Every entry here needs to be repeated exactly.
==============================
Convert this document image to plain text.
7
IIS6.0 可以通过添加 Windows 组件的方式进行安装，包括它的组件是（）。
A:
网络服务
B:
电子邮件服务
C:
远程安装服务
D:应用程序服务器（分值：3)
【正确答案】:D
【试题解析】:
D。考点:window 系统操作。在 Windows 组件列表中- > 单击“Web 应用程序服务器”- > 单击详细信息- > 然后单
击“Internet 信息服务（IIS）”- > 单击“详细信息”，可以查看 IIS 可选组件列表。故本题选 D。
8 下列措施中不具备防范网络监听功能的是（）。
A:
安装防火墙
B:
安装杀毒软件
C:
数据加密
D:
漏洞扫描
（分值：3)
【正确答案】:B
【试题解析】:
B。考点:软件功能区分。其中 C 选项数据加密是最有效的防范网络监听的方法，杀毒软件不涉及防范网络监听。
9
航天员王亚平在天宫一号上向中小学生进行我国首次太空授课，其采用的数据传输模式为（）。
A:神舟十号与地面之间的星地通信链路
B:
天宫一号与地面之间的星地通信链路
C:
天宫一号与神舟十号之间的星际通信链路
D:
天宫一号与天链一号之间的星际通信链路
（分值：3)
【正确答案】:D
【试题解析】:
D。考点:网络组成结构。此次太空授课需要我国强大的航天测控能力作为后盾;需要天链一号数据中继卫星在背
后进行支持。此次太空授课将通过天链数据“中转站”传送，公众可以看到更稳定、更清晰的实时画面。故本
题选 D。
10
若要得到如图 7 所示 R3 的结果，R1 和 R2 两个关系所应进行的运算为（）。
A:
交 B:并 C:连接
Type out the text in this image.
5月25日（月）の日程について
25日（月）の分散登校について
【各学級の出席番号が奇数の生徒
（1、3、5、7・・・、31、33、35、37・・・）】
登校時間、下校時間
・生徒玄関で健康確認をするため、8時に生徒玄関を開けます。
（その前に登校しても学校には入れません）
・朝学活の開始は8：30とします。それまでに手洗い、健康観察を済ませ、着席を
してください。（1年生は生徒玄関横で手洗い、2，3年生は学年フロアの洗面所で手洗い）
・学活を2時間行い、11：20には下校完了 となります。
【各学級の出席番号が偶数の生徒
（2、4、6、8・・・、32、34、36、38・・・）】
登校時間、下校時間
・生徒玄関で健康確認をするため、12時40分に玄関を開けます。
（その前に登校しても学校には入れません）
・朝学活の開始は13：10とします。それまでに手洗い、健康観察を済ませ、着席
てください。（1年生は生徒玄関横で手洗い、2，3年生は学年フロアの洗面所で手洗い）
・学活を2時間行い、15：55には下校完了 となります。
==============================
### Correct output
Convert this document image to plain text.
7
IIS6.0 可以通过添加 Windows 组件的方式进行安装，包括它的组件是（）。
A:
网络服务
B:
电子邮件服务
C:
远程安装服务
D:应用程序服务器（分值：3)
【正确答案】:D
【试题解析】:
D。考点:window 系统操作。在 Windows 组件列表中- > 单击“Web 应用程序服务器”- > 单击详细信息- > 然后单
击“Internet 信息服务（IIS）”- > 单击“详细信息”，可以查看 IIS 可选组件列表。故本题选 D。
8 下列措施中不具备防范网络监听功能的是（）。
A:
安装防火墙
B:
安装杀毒软件
C:
数据加密
D:
漏洞扫描
（分值：3)
【正确答案】:B
【试题解析】:
B。考点:软件功能区分。其中 C 选项数据加密是最有效的防范网络监听的方法，杀毒软件不涉及防范网络监听。
9
航天员王亚平在天宫一号上向中小学生进行我国首次太空授课，其采用的数据传输模式为（）。
A:神舟十号与地面之间的星地通信链路
B:
天宫一号与地面之间的星地通信链路
C:
天宫一号与神舟十号之间的星际通信链路
D:
天宫一号与天链一号之间的星际通信链路
（分值：3)
【正确答案】:D
【试题解析】:
D。考点:网络组成结构。此次太空授课需要我国强大的航天测控能力作为后盾;需要天链一号数据中继卫星在背
后进行支持。此次太空授课将通过天链数据“中转站”传送，公众可以看到更稳定、更清晰的实时画面。故本
题选 D。
10
若要得到如图 7 所示 R3 的结果，R1 和 R2 两个关系所应进行的运算为（）。
A:
交 B:并 C:连接
Type out the text in this image.
5月25日（月）の日程について
25日（月）の分散登校について
【各学級の出席番号が奇数の生徒
（1、3、5、7・・・、31、33、35、37・・・）】
登校時間、下校時間
・生徒玄関で健康確認をするため、8時に生徒玄関を開けます。
（その前に登校しても学校には入れません）
・朝学活の開始は8：30とします。それまでに手洗い、健康観察を済ませ、着席を
してください。（1年生は生徒玄関横で手洗い、2，3年生は学年フロアの洗面所で手洗い）
・学活を2時間行い、11：20には下校完了 となります。
【各学級の出席番号が偶数の生徒
（2、4、6、8・・・、32、34、36、38・・・）】
登校時間、下校時間
・生徒玄関で健康確認をするため、12時40分に玄関を開けます。
（その前に登校しても学校には入れません）
・朝学活の開始は13：10とします。それまでに手洗い、健康観察を済ませ、着席
てください。（1年生は生徒玄関横で手洗い、2，3年生は学年フロアの洗面所で手洗い）
・学活を2時間行い、15：55には下校完了 となります。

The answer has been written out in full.